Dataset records
◇ ◇ ◇

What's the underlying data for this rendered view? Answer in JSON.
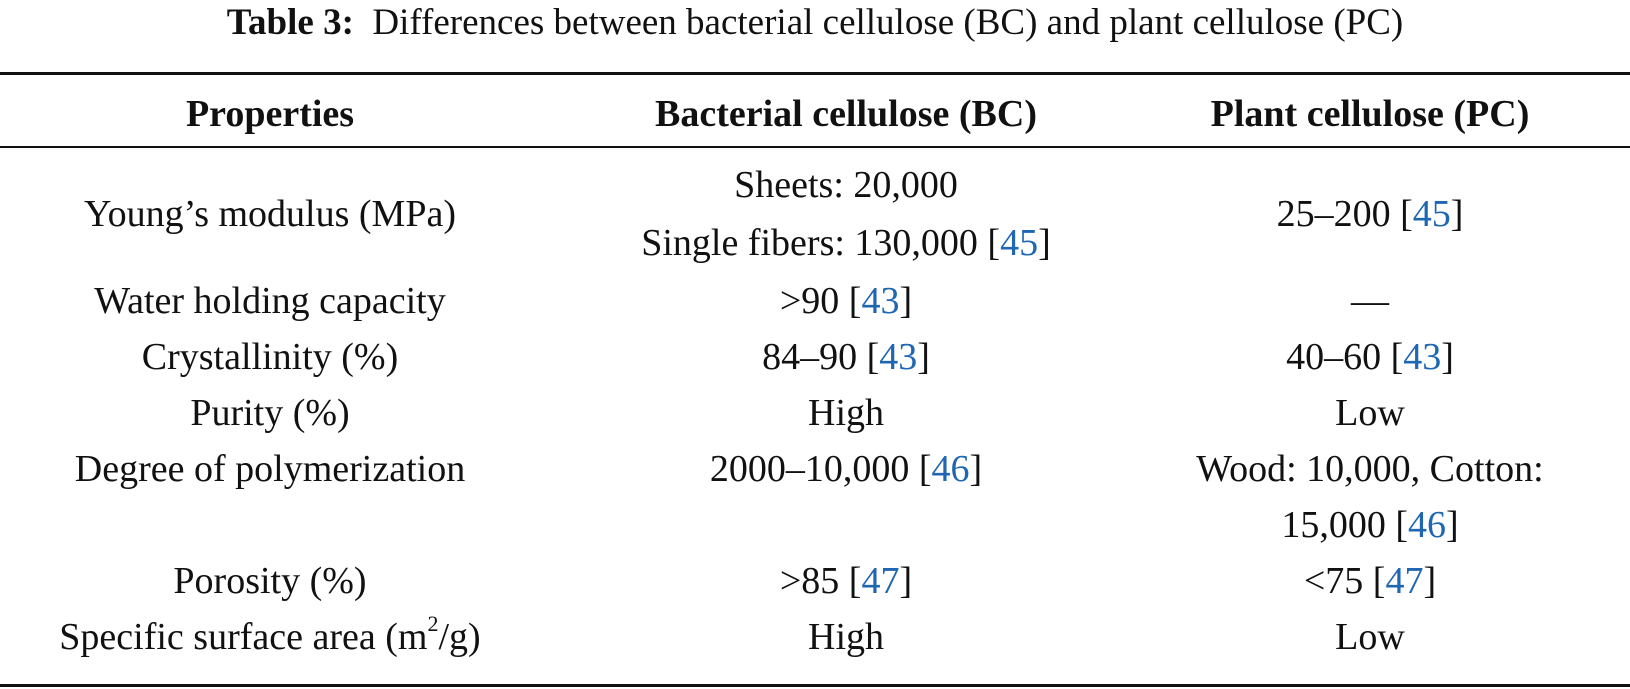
{
  "caption": {
    "label": "Table 3:",
    "text": "Differences between bacterial cellulose (BC) and plant cellulose (PC)"
  },
  "table": {
    "headers": [
      "Properties",
      "Bacterial cellulose (BC)",
      "Plant cellulose (PC)"
    ],
    "rows": [
      {
        "property": "Young’s modulus (MPa)",
        "bc_line1": "Sheets: 20,000",
        "bc_line2_pre": "Single fibers: 130,000 [",
        "bc_ref": "45",
        "bc_line2_post": "]",
        "pc_pre": "25–200 [",
        "pc_ref": "45",
        "pc_post": "]"
      },
      {
        "property": "Water holding capacity",
        "bc_pre": ">90 [",
        "bc_ref": "43",
        "bc_post": "]",
        "pc": "—"
      },
      {
        "property": "Crystallinity (%)",
        "bc_pre": "84–90 [",
        "bc_ref": "43",
        "bc_post": "]",
        "pc_pre": "40–60 [",
        "pc_ref": "43",
        "pc_post": "]"
      },
      {
        "property": "Purity (%)",
        "bc": "High",
        "pc": "Low"
      },
      {
        "property": "Degree of polymerization",
        "bc_pre": "2000–10,000 [",
        "bc_ref": "46",
        "bc_post": "]",
        "pc_line1": "Wood: 10,000, Cotton:",
        "pc_line2_pre": "15,000 [",
        "pc_ref": "46",
        "pc_line2_post": "]"
      },
      {
        "property": "Porosity (%)",
        "bc_pre": ">85 [",
        "bc_ref": "47",
        "bc_post": "]",
        "pc_pre": "<75 [",
        "pc_ref": "47",
        "pc_post": "]"
      },
      {
        "property_pre": "Specific surface area (m",
        "property_sup": "2",
        "property_post": "/g)",
        "bc": "High",
        "pc": "Low"
      }
    ]
  },
  "colors": {
    "text": "#111111",
    "reference_link": "#1f66b3",
    "rules": "#111111"
  }
}
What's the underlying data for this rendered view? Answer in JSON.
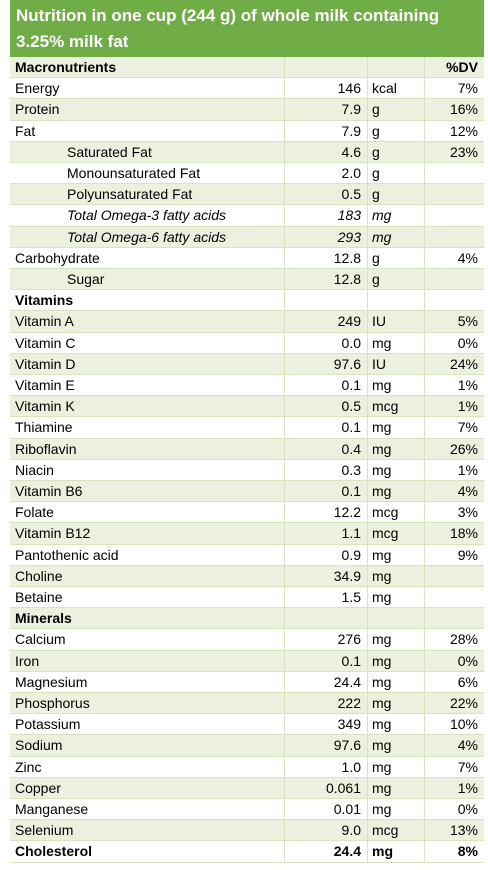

◇ ◇ ◇

Only an exact copy of the records counts as an answer. Leave out the images.

• Final answer
What's the underlying data for this rendered view? Answer in JSON.
{
  "caption": {
    "label": "Table 3:",
    "text": "Differences between bacterial cellulose (BC) and plant cellulose (PC)"
  },
  "table": {
    "headers": [
      "Properties",
      "Bacterial cellulose (BC)",
      "Plant cellulose (PC)"
    ],
    "rows": [
      {
        "property": "Young’s modulus (MPa)",
        "bc_line1": "Sheets: 20,000",
        "bc_line2_pre": "Single fibers: 130,000 [",
        "bc_ref": "45",
        "bc_line2_post": "]",
        "pc_pre": "25–200 [",
        "pc_ref": "45",
        "pc_post": "]"
      },
      {
        "property": "Water holding capacity",
        "bc_pre": ">90 [",
        "bc_ref": "43",
        "bc_post": "]",
        "pc": "—"
      },
      {
        "property": "Crystallinity (%)",
        "bc_pre": "84–90 [",
        "bc_ref": "43",
        "bc_post": "]",
        "pc_pre": "40–60 [",
        "pc_ref": "43",
        "pc_post": "]"
      },
      {
        "property": "Purity (%)",
        "bc": "High",
        "pc": "Low"
      },
      {
        "property": "Degree of polymerization",
        "bc_pre": "2000–10,000 [",
        "bc_ref": "46",
        "bc_post": "]",
        "pc_line1": "Wood: 10,000, Cotton:",
        "pc_line2_pre": "15,000 [",
        "pc_ref": "46",
        "pc_line2_post": "]"
      },
      {
        "property": "Porosity (%)",
        "bc_pre": ">85 [",
        "bc_ref": "47",
        "bc_post": "]",
        "pc_pre": "<75 [",
        "pc_ref": "47",
        "pc_post": "]"
      },
      {
        "property_pre": "Specific surface area (m",
        "property_sup": "2",
        "property_post": "/g)",
        "bc": "High",
        "pc": "Low"
      }
    ]
  },
  "colors": {
    "text": "#111111",
    "reference_link": "#1f66b3",
    "rules": "#111111"
  }
}
What's the underlying data for this rendered view? Answer in JSON.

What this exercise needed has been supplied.